By Richard Bartlett · January 2, 2017 12:26 am


A bronze frog, Rana c. clamitans The controversial generic name of Lithobates has been laid to rest—at least for Holarctic frog taxa. Holarctic? What, exactly, does that mean and what frog species does it encompass? Meriam Webster dictionary defines the term Holarctic thusly: “of, relating to, or being the biogeographic region including the northern parts of the Old and the New Worlds and comprising the Nearctic and Palearctic regions or subregions”. Or defined by the Free Dictionary as “a floristic and zoogeographic land area that occupies the extratropical portion of the northern hemisphere; its southern boundary lies roughly along the northern boundary of the Tropic of Cancer”. In a Facebook post, geneticist David Hillis states “Our paper on the systematics and biogeography of Rana (Holarctic true frogs) is now available as a pdf at this link (final volume and page numbers to come): http://sysbio.oxfordjournals.org/cgi/reprint/syw055. The actual name of the paper is Spatiotemporal Diversification of the True Frogs (Genus Rana): A Historical Framework for a Widely Studied Group of Model Organisms and Dr. Hillis was one of the 15 authors. With this paper Lithobates is gone and Rana is back! To Dr. Hillis and the 14 coauthors I extend my profound “thanks.”

- **Data provided**:
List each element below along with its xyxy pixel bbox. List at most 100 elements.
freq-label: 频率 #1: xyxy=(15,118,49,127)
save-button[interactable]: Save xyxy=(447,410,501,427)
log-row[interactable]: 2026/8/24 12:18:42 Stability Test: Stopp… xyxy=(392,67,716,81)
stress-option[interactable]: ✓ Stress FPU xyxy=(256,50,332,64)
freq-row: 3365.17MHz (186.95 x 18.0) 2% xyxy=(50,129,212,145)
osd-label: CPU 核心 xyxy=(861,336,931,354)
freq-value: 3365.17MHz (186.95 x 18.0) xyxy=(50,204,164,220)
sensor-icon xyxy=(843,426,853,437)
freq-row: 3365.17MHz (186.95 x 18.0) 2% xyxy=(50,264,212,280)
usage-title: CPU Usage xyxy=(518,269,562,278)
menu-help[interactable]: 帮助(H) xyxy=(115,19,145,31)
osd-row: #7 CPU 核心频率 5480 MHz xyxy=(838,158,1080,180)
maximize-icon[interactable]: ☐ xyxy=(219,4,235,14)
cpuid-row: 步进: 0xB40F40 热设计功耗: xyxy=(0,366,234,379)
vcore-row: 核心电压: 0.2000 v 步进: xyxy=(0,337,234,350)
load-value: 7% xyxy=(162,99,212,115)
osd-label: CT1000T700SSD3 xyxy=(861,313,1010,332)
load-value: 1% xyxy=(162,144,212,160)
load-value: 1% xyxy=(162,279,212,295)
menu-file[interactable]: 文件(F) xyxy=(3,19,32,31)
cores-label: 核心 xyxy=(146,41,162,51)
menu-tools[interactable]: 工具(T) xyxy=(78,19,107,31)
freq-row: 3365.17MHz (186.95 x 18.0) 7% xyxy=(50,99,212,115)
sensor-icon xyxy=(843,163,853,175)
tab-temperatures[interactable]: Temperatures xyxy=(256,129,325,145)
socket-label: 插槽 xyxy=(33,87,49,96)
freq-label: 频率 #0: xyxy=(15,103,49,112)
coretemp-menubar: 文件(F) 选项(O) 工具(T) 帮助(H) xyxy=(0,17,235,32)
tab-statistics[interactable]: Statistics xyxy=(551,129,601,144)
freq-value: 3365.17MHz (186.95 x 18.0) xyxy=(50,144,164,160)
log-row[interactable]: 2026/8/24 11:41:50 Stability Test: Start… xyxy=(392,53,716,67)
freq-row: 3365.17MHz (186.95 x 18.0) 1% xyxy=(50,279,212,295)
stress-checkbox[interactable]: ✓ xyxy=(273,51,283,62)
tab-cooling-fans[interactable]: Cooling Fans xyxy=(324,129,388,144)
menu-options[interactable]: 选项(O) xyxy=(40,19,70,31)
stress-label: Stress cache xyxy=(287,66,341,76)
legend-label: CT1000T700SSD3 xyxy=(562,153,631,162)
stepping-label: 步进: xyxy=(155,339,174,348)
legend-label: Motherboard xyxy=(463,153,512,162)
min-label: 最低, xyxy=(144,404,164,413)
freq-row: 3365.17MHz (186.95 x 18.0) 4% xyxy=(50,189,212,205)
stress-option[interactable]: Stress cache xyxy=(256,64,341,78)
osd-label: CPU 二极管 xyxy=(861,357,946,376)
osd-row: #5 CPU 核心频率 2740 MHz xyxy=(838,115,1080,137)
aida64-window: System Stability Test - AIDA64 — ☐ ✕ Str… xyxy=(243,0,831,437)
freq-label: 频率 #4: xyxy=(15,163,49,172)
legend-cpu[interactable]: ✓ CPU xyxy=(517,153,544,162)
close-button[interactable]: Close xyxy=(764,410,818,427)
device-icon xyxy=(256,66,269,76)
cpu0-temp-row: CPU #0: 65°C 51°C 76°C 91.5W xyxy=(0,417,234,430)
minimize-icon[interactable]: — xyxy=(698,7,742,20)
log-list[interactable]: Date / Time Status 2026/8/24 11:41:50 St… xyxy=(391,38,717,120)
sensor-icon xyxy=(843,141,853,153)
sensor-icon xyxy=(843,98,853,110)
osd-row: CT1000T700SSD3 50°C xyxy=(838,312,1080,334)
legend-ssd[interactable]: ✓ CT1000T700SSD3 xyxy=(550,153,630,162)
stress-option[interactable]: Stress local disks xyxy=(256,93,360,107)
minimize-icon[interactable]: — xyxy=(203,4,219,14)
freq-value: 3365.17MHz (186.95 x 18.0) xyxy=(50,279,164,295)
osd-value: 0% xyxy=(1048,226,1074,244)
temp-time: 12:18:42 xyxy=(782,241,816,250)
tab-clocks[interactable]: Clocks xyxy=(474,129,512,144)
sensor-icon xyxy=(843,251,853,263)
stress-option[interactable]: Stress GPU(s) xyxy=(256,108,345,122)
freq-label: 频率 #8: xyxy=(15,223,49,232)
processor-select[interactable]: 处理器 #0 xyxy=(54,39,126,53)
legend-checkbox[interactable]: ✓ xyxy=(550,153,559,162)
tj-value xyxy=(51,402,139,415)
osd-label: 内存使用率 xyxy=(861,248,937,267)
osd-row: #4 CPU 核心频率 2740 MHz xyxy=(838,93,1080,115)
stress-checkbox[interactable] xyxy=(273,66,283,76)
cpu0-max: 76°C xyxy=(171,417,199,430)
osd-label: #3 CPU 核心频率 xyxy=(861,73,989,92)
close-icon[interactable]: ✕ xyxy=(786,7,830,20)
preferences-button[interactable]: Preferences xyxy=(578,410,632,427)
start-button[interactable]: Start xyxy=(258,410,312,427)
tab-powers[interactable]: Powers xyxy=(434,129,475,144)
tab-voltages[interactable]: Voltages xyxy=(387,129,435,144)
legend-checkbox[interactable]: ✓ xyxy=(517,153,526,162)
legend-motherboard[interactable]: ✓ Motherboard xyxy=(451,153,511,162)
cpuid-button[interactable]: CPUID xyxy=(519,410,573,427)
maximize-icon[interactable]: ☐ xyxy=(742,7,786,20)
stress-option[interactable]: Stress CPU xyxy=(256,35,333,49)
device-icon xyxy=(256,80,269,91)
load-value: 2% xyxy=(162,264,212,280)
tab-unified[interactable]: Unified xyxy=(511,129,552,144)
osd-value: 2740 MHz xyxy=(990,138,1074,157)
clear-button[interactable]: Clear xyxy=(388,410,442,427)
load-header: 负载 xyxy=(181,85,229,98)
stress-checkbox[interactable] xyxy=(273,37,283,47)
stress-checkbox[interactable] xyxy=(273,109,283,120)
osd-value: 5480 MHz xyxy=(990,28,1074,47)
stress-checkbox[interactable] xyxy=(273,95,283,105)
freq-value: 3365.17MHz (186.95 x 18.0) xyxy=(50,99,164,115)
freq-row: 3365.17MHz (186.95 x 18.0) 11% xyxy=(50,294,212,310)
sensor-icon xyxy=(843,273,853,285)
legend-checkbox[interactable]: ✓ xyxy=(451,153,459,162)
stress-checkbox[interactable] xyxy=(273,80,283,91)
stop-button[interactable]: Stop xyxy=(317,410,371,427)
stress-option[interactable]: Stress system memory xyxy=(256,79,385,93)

- **What you should do**:
Answer these questions from the text on the return of the genus name Rana:
(a) What frog is named at the start of the text, right before the first sentence?
(b) According to the Free Dictionary definition, roughly where does the southern boundary of the Holarctic lie?
(c) How many authors wrote the paper on the true frogs (genus Rana)?
The rows after the text come from a separate source.

- **Answer for this exercise**:
(a) A bronze frog, Rana c. clamitans.
(b) Roughly along the northern boundary of the Tropic of Cancer.
(c) 15.